> GOAL OF THE EXERCISE:
For the records below, say how many lines contain the string "love". Give the number only.

> STORED RECORDS:

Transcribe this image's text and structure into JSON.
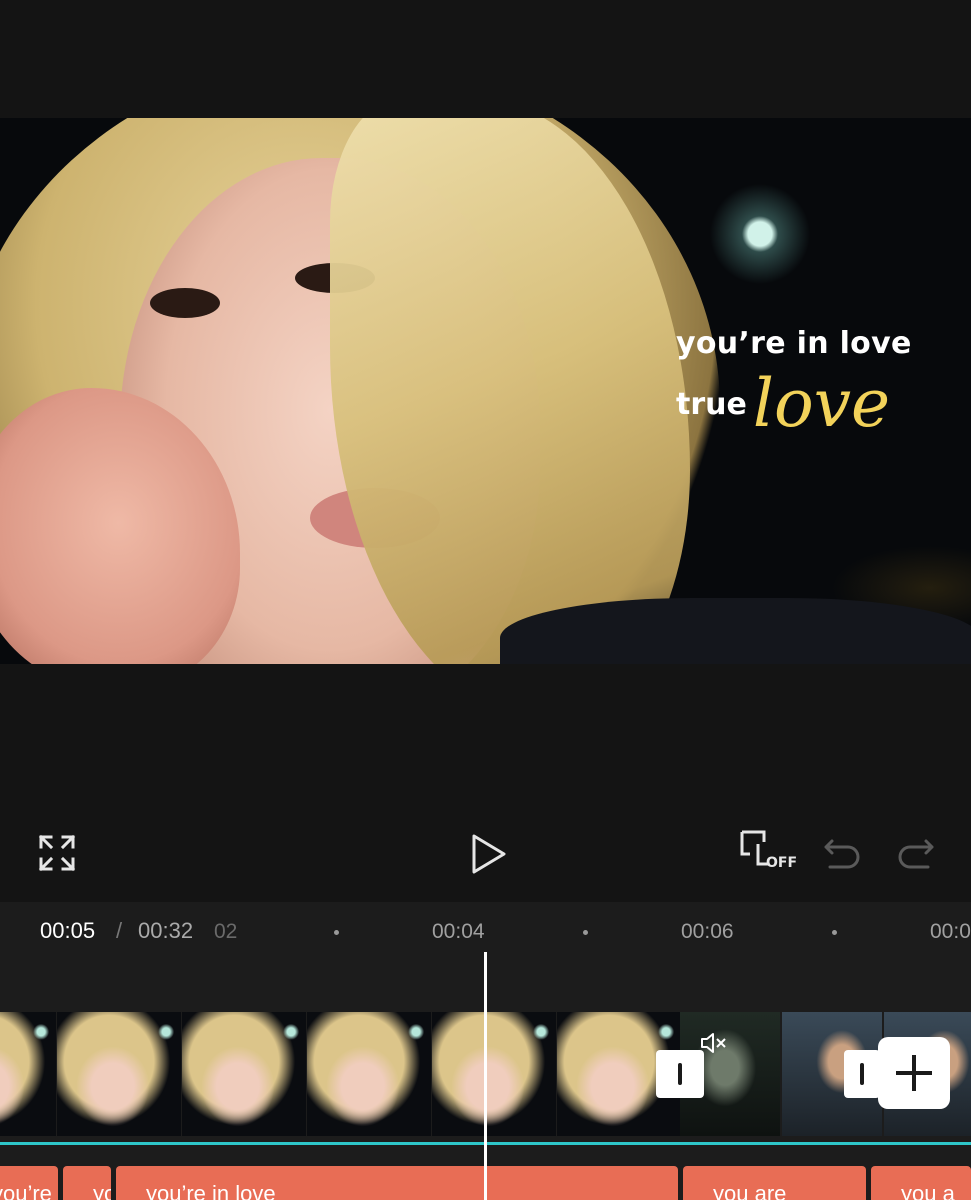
{
  "preview": {
    "caption_line1": "you’re in love",
    "caption_line2_word": "true",
    "caption_line2_script": "love"
  },
  "controls": {
    "fullscreen_icon": "fullscreen-icon",
    "play_icon": "play-icon",
    "keyframe_icon": "keyframe-off-icon",
    "keyframe_off_label": "OFF",
    "undo_icon": "undo-icon",
    "redo_icon": "redo-icon"
  },
  "timeline": {
    "current_time": "00:05",
    "separator": "/",
    "total_time": "00:32",
    "ruler_labels": [
      "02",
      "00:04",
      "00:06",
      "00:0"
    ]
  },
  "tracks": {
    "muted_icon": "mute-icon",
    "add_icon": "plus-icon",
    "text_clips": [
      "you’re",
      "yo",
      "you’re in love",
      "you are",
      "you a"
    ]
  },
  "colors": {
    "background": "#141414",
    "panel": "#1c1c1c",
    "text_clip": "#e86d55",
    "track_line": "#2ec6c9",
    "caption_script": "#f2d25a"
  }
}
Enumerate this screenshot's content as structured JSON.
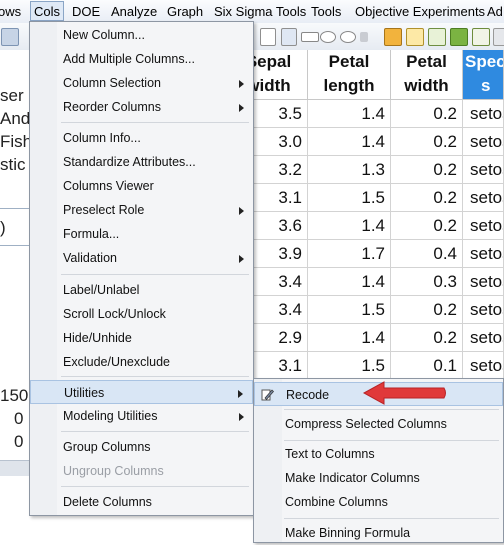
{
  "menubar": {
    "items": [
      {
        "label": "ows"
      },
      {
        "label": "Cols"
      },
      {
        "label": "DOE"
      },
      {
        "label": "Analyze"
      },
      {
        "label": "Graph"
      },
      {
        "label": "Six Sigma Tools"
      },
      {
        "label": "Tools"
      },
      {
        "label": "Objective Experiments"
      },
      {
        "label": "Ad"
      }
    ]
  },
  "left_panel": {
    "lines": [
      "ser",
      "And",
      "Fish",
      "stic",
      ")"
    ],
    "bottom_values": [
      "150",
      "0",
      "0"
    ]
  },
  "table": {
    "columns": [
      {
        "line1": "Sepal",
        "line2": "width"
      },
      {
        "line1": "Petal",
        "line2": "length"
      },
      {
        "line1": "Petal",
        "line2": "width"
      },
      {
        "line1": "Speci",
        "line2": "s"
      }
    ],
    "rows": [
      [
        "3.5",
        "1.4",
        "0.2",
        "setos"
      ],
      [
        "3.0",
        "1.4",
        "0.2",
        "setos"
      ],
      [
        "3.2",
        "1.3",
        "0.2",
        "setos"
      ],
      [
        "3.1",
        "1.5",
        "0.2",
        "setos"
      ],
      [
        "3.6",
        "1.4",
        "0.2",
        "setos"
      ],
      [
        "3.9",
        "1.7",
        "0.4",
        "setos"
      ],
      [
        "3.4",
        "1.4",
        "0.3",
        "setos"
      ],
      [
        "3.4",
        "1.5",
        "0.2",
        "setos"
      ],
      [
        "2.9",
        "1.4",
        "0.2",
        "setos"
      ],
      [
        "3.1",
        "1.5",
        "0.1",
        "setos"
      ]
    ]
  },
  "cols_menu": {
    "items": [
      {
        "label": "New Column...",
        "submenu": false,
        "disabled": false
      },
      {
        "label": "Add Multiple Columns...",
        "submenu": false,
        "disabled": false
      },
      {
        "label": "Column Selection",
        "submenu": true,
        "disabled": false
      },
      {
        "label": "Reorder Columns",
        "submenu": true,
        "disabled": false
      },
      {
        "label": "Column Info...",
        "submenu": false,
        "disabled": false
      },
      {
        "label": "Standardize Attributes...",
        "submenu": false,
        "disabled": false
      },
      {
        "label": "Columns Viewer",
        "submenu": false,
        "disabled": false
      },
      {
        "label": "Preselect Role",
        "submenu": true,
        "disabled": false
      },
      {
        "label": "Formula...",
        "submenu": false,
        "disabled": false
      },
      {
        "label": "Validation",
        "submenu": true,
        "disabled": false
      },
      {
        "label": "Label/Unlabel",
        "submenu": false,
        "disabled": false
      },
      {
        "label": "Scroll Lock/Unlock",
        "submenu": false,
        "disabled": false
      },
      {
        "label": "Hide/Unhide",
        "submenu": false,
        "disabled": false
      },
      {
        "label": "Exclude/Unexclude",
        "submenu": false,
        "disabled": false
      },
      {
        "label": "Utilities",
        "submenu": true,
        "disabled": false,
        "highlighted": true
      },
      {
        "label": "Modeling Utilities",
        "submenu": true,
        "disabled": false
      },
      {
        "label": "Group Columns",
        "submenu": false,
        "disabled": false
      },
      {
        "label": "Ungroup Columns",
        "submenu": false,
        "disabled": true
      },
      {
        "label": "Delete Columns",
        "submenu": false,
        "disabled": false
      }
    ]
  },
  "utilities_submenu": {
    "items": [
      {
        "label": "Recode",
        "icon": "recode-icon",
        "highlighted": true
      },
      {
        "label": "Compress Selected Columns"
      },
      {
        "label": "Text to Columns"
      },
      {
        "label": "Make Indicator Columns"
      },
      {
        "label": "Combine Columns"
      },
      {
        "label": "Make Binning Formula"
      }
    ]
  },
  "colors": {
    "selected_column_header": "#2f8ae0",
    "menu_highlight": "#d9e6f5",
    "annotation_arrow": "#e0393a"
  }
}
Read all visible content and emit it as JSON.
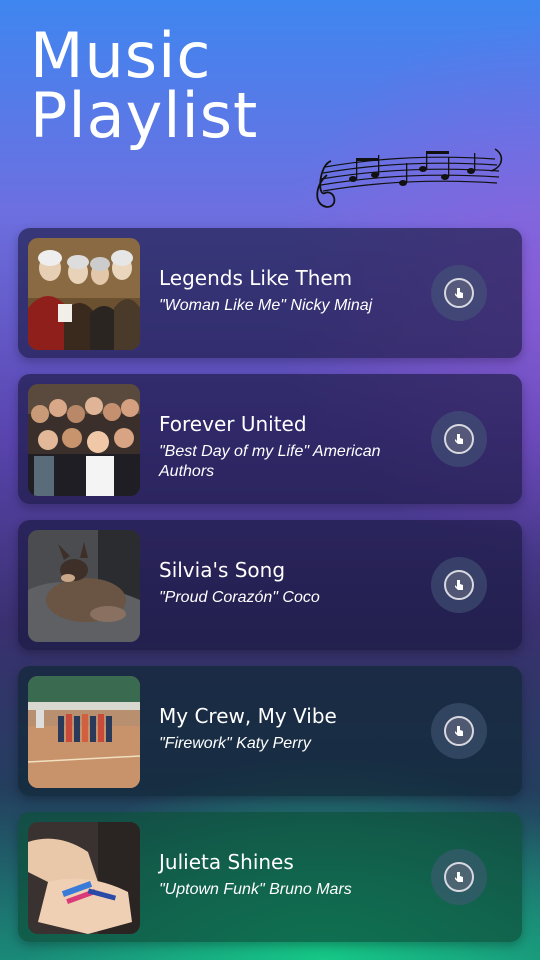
{
  "header": {
    "title_line1": "Music",
    "title_line2": "Playlist"
  },
  "decoration": {
    "icon": "music-notes-icon"
  },
  "playlist": [
    {
      "title": "Legends Like Them",
      "subtitle": "\"Woman Like Me\" Nicky Minaj",
      "image": "portrait-painting",
      "button_icon": "tap-icon"
    },
    {
      "title": "Forever United",
      "subtitle": "\"Best Day of my Life\" American Authors",
      "image": "group-selfie",
      "button_icon": "tap-icon"
    },
    {
      "title": "Silvia's Song",
      "subtitle": "\"Proud Corazón\" Coco",
      "image": "sleeping-dog",
      "button_icon": "tap-icon"
    },
    {
      "title": "My Crew, My Vibe",
      "subtitle": "\"Firework\" Katy Perry",
      "image": "team-huddle",
      "button_icon": "tap-icon"
    },
    {
      "title": "Julieta Shines",
      "subtitle": "\"Uptown Funk\" Bruno Mars",
      "image": "friendship-bracelets",
      "button_icon": "tap-icon"
    }
  ]
}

> ANSWER TO THE TASK:
3